(Figure collection entries)

____

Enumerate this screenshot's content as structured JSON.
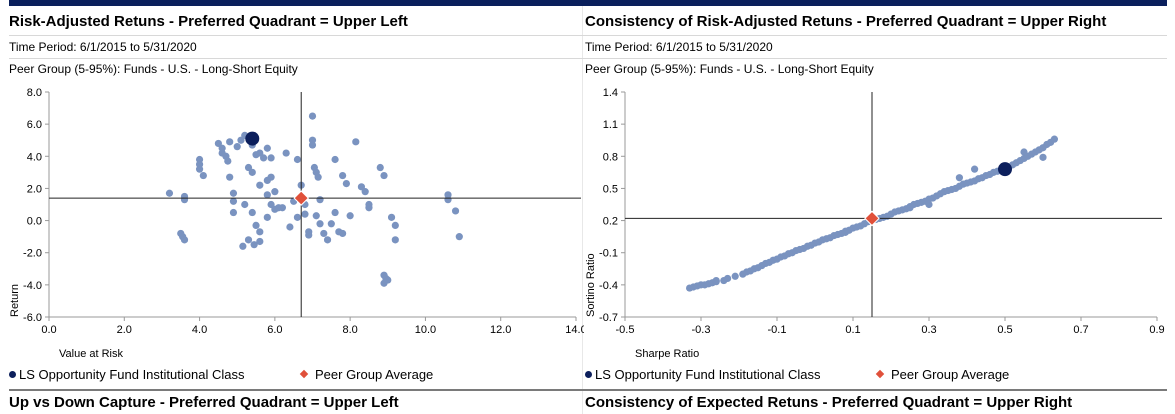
{
  "colors": {
    "fund": "#0c1f5c",
    "peer_points": "#7a93c0",
    "peer_average": "#e0503a",
    "header_bar": "#0a1f5c"
  },
  "panels": [
    {
      "title": "Risk-Adjusted Retuns - Preferred Quadrant = Upper Left",
      "time_period": "Time Period: 6/1/2015 to 5/31/2020",
      "peer_group": "Peer Group (5-95%): Funds - U.S. - Long-Short Equity",
      "legend_fund": "LS Opportunity Fund Institutional Class",
      "legend_peer": "Peer Group Average",
      "bottom_title": "Up vs Down Capture - Preferred Quadrant = Upper Left"
    },
    {
      "title": "Consistency of Risk-Adjusted Retuns - Preferred Quadrant = Upper Right",
      "time_period": "Time Period: 6/1/2015 to 5/31/2020",
      "peer_group": "Peer Group (5-95%): Funds - U.S. - Long-Short Equity",
      "legend_fund": "LS Opportunity Fund Institutional Class",
      "legend_peer": "Peer Group Average",
      "bottom_title": "Consistency of Expected Retuns - Preferred Quadrant = Upper Right"
    }
  ],
  "chart_data": [
    {
      "type": "scatter",
      "title": "Risk-Adjusted Retuns - Preferred Quadrant = Upper Left",
      "xlabel": "Value at Risk",
      "ylabel": "Return",
      "xlim": [
        0,
        14
      ],
      "ylim": [
        -6,
        8
      ],
      "xticks": [
        0,
        2,
        4,
        6,
        8,
        10,
        12,
        14
      ],
      "xtick_labels": [
        "0.0",
        "2.0",
        "4.0",
        "6.0",
        "8.0",
        "10.0",
        "12.0",
        "14.0"
      ],
      "yticks": [
        -6,
        -4,
        -2,
        0,
        2,
        4,
        6,
        8
      ],
      "ytick_labels": [
        "-6.0",
        "-4.0",
        "-2.0",
        "0.0",
        "2.0",
        "4.0",
        "6.0",
        "8.0"
      ],
      "fund": {
        "name": "LS Opportunity Fund Institutional Class",
        "x": 5.4,
        "y": 5.1
      },
      "peer_average": {
        "name": "Peer Group Average",
        "x": 6.7,
        "y": 1.4
      },
      "peers": [
        [
          3.2,
          1.7
        ],
        [
          3.6,
          1.3
        ],
        [
          3.6,
          1.5
        ],
        [
          3.5,
          -0.8
        ],
        [
          3.55,
          -1.0
        ],
        [
          3.6,
          -1.2
        ],
        [
          4.0,
          3.8
        ],
        [
          4.0,
          3.5
        ],
        [
          4.0,
          3.2
        ],
        [
          4.1,
          2.8
        ],
        [
          4.5,
          4.8
        ],
        [
          4.6,
          4.5
        ],
        [
          4.6,
          4.2
        ],
        [
          4.7,
          4.0
        ],
        [
          4.8,
          4.9
        ],
        [
          4.75,
          3.7
        ],
        [
          4.8,
          2.7
        ],
        [
          4.9,
          1.7
        ],
        [
          4.9,
          1.2
        ],
        [
          4.9,
          0.5
        ],
        [
          5.1,
          5.0
        ],
        [
          5.0,
          4.6
        ],
        [
          5.2,
          5.3
        ],
        [
          5.3,
          3.3
        ],
        [
          5.4,
          4.7
        ],
        [
          5.5,
          4.1
        ],
        [
          5.6,
          4.2
        ],
        [
          5.7,
          3.9
        ],
        [
          5.8,
          4.5
        ],
        [
          5.9,
          3.9
        ],
        [
          5.8,
          2.5
        ],
        [
          5.9,
          2.7
        ],
        [
          5.2,
          1.0
        ],
        [
          5.4,
          0.5
        ],
        [
          5.5,
          -0.3
        ],
        [
          5.6,
          -0.7
        ],
        [
          5.8,
          0.2
        ],
        [
          5.9,
          1.0
        ],
        [
          6.0,
          1.8
        ],
        [
          6.1,
          0.8
        ],
        [
          5.4,
          3.0
        ],
        [
          5.6,
          2.2
        ],
        [
          5.8,
          1.6
        ],
        [
          6.0,
          0.7
        ],
        [
          5.3,
          -1.2
        ],
        [
          5.45,
          -1.5
        ],
        [
          5.6,
          -1.3
        ],
        [
          5.15,
          -1.6
        ],
        [
          6.3,
          4.2
        ],
        [
          6.2,
          0.8
        ],
        [
          6.4,
          -0.4
        ],
        [
          6.5,
          1.2
        ],
        [
          6.6,
          0.2
        ],
        [
          6.6,
          3.8
        ],
        [
          6.7,
          2.2
        ],
        [
          6.8,
          1.0
        ],
        [
          6.8,
          0.4
        ],
        [
          6.9,
          -0.7
        ],
        [
          6.9,
          -0.9
        ],
        [
          7.0,
          6.5
        ],
        [
          7.0,
          5.0
        ],
        [
          7.0,
          4.7
        ],
        [
          7.05,
          3.3
        ],
        [
          7.1,
          3.0
        ],
        [
          7.15,
          2.7
        ],
        [
          7.2,
          1.3
        ],
        [
          7.1,
          0.3
        ],
        [
          7.2,
          -0.2
        ],
        [
          7.3,
          -0.8
        ],
        [
          7.4,
          -1.2
        ],
        [
          7.6,
          3.8
        ],
        [
          7.8,
          2.8
        ],
        [
          7.9,
          2.3
        ],
        [
          8.0,
          0.3
        ],
        [
          7.6,
          0.5
        ],
        [
          7.7,
          -0.7
        ],
        [
          7.8,
          -0.8
        ],
        [
          7.5,
          -0.2
        ],
        [
          8.15,
          4.9
        ],
        [
          8.4,
          1.8
        ],
        [
          8.3,
          2.1
        ],
        [
          8.5,
          1.0
        ],
        [
          8.5,
          0.8
        ],
        [
          8.8,
          3.3
        ],
        [
          8.9,
          2.8
        ],
        [
          8.9,
          -3.4
        ],
        [
          8.95,
          -3.6
        ],
        [
          8.9,
          -3.9
        ],
        [
          9.0,
          -3.7
        ],
        [
          9.1,
          0.2
        ],
        [
          9.2,
          -0.3
        ],
        [
          9.2,
          -1.2
        ],
        [
          10.6,
          1.6
        ],
        [
          10.6,
          1.3
        ],
        [
          10.8,
          0.6
        ],
        [
          10.9,
          -1.0
        ]
      ]
    },
    {
      "type": "scatter",
      "title": "Consistency of Risk-Adjusted Retuns - Preferred Quadrant = Upper Right",
      "xlabel": "Sharpe Ratio",
      "ylabel": "Sortino Ratio",
      "xlim": [
        -0.5,
        0.9
      ],
      "ylim": [
        -0.7,
        1.4
      ],
      "xticks": [
        -0.5,
        -0.3,
        -0.1,
        0.1,
        0.3,
        0.5,
        0.7,
        0.9
      ],
      "xtick_labels": [
        "-0.5",
        "-0.3",
        "-0.1",
        "0.1",
        "0.3",
        "0.5",
        "0.7",
        "0.9"
      ],
      "yticks": [
        -0.7,
        -0.4,
        -0.1,
        0.2,
        0.5,
        0.8,
        1.1,
        1.4
      ],
      "ytick_labels": [
        "-0.7",
        "-0.4",
        "-0.1",
        "0.2",
        "0.5",
        "0.8",
        "1.1",
        "1.4"
      ],
      "fund": {
        "name": "LS Opportunity Fund Institutional Class",
        "x": 0.5,
        "y": 0.68
      },
      "peer_average": {
        "name": "Peer Group Average",
        "x": 0.15,
        "y": 0.22
      },
      "peers": [
        [
          -0.33,
          -0.43
        ],
        [
          -0.32,
          -0.42
        ],
        [
          -0.31,
          -0.41
        ],
        [
          -0.3,
          -0.4
        ],
        [
          -0.29,
          -0.4
        ],
        [
          -0.28,
          -0.39
        ],
        [
          -0.27,
          -0.38
        ],
        [
          -0.26,
          -0.37
        ],
        [
          -0.24,
          -0.36
        ],
        [
          -0.23,
          -0.34
        ],
        [
          -0.21,
          -0.32
        ],
        [
          -0.19,
          -0.3
        ],
        [
          -0.17,
          -0.27
        ],
        [
          -0.16,
          -0.25
        ],
        [
          -0.15,
          -0.24
        ],
        [
          -0.14,
          -0.22
        ],
        [
          -0.13,
          -0.2
        ],
        [
          -0.12,
          -0.19
        ],
        [
          -0.11,
          -0.17
        ],
        [
          -0.1,
          -0.16
        ],
        [
          -0.09,
          -0.14
        ],
        [
          -0.08,
          -0.13
        ],
        [
          -0.07,
          -0.11
        ],
        [
          -0.06,
          -0.1
        ],
        [
          -0.05,
          -0.08
        ],
        [
          -0.04,
          -0.07
        ],
        [
          -0.03,
          -0.06
        ],
        [
          -0.02,
          -0.04
        ],
        [
          -0.01,
          -0.03
        ],
        [
          0.0,
          -0.01
        ],
        [
          0.01,
          0.0
        ],
        [
          0.02,
          0.02
        ],
        [
          0.03,
          0.03
        ],
        [
          0.04,
          0.04
        ],
        [
          0.05,
          0.06
        ],
        [
          0.06,
          0.07
        ],
        [
          0.07,
          0.08
        ],
        [
          0.08,
          0.1
        ],
        [
          0.09,
          0.11
        ],
        [
          0.1,
          0.13
        ],
        [
          0.11,
          0.14
        ],
        [
          0.12,
          0.15
        ],
        [
          0.13,
          0.17
        ],
        [
          0.14,
          0.19
        ],
        [
          0.16,
          0.21
        ],
        [
          0.17,
          0.22
        ],
        [
          0.18,
          0.23
        ],
        [
          0.19,
          0.24
        ],
        [
          0.2,
          0.26
        ],
        [
          0.21,
          0.28
        ],
        [
          0.22,
          0.29
        ],
        [
          0.23,
          0.3
        ],
        [
          0.24,
          0.31
        ],
        [
          0.25,
          0.33
        ],
        [
          0.26,
          0.35
        ],
        [
          0.27,
          0.36
        ],
        [
          0.28,
          0.37
        ],
        [
          0.29,
          0.38
        ],
        [
          0.3,
          0.4
        ],
        [
          0.31,
          0.41
        ],
        [
          0.32,
          0.43
        ],
        [
          0.33,
          0.45
        ],
        [
          0.34,
          0.47
        ],
        [
          0.35,
          0.48
        ],
        [
          0.36,
          0.49
        ],
        [
          0.37,
          0.5
        ],
        [
          0.38,
          0.52
        ],
        [
          0.39,
          0.54
        ],
        [
          0.4,
          0.55
        ],
        [
          0.41,
          0.56
        ],
        [
          0.42,
          0.57
        ],
        [
          0.43,
          0.59
        ],
        [
          0.44,
          0.6
        ],
        [
          0.45,
          0.62
        ],
        [
          0.46,
          0.63
        ],
        [
          0.47,
          0.65
        ],
        [
          0.48,
          0.66
        ],
        [
          0.49,
          0.67
        ],
        [
          0.51,
          0.7
        ],
        [
          0.52,
          0.72
        ],
        [
          0.53,
          0.74
        ],
        [
          0.54,
          0.76
        ],
        [
          0.55,
          0.78
        ],
        [
          0.56,
          0.8
        ],
        [
          0.57,
          0.82
        ],
        [
          0.58,
          0.84
        ],
        [
          0.59,
          0.86
        ],
        [
          0.6,
          0.88
        ],
        [
          0.61,
          0.91
        ],
        [
          0.62,
          0.93
        ],
        [
          0.63,
          0.96
        ],
        [
          0.42,
          0.68
        ],
        [
          0.38,
          0.6
        ],
        [
          0.3,
          0.35
        ],
        [
          0.25,
          0.32
        ],
        [
          -0.18,
          -0.28
        ],
        [
          -0.26,
          -0.36
        ],
        [
          0.08,
          0.09
        ],
        [
          0.55,
          0.84
        ],
        [
          0.6,
          0.79
        ]
      ]
    }
  ]
}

____

- _Aim_:
From the data above, copy out every line with the string "ylabel" in it.

- _Response to this exercise_:
      "ylabel": "Return",
      "ylabel": "Sortino Ratio",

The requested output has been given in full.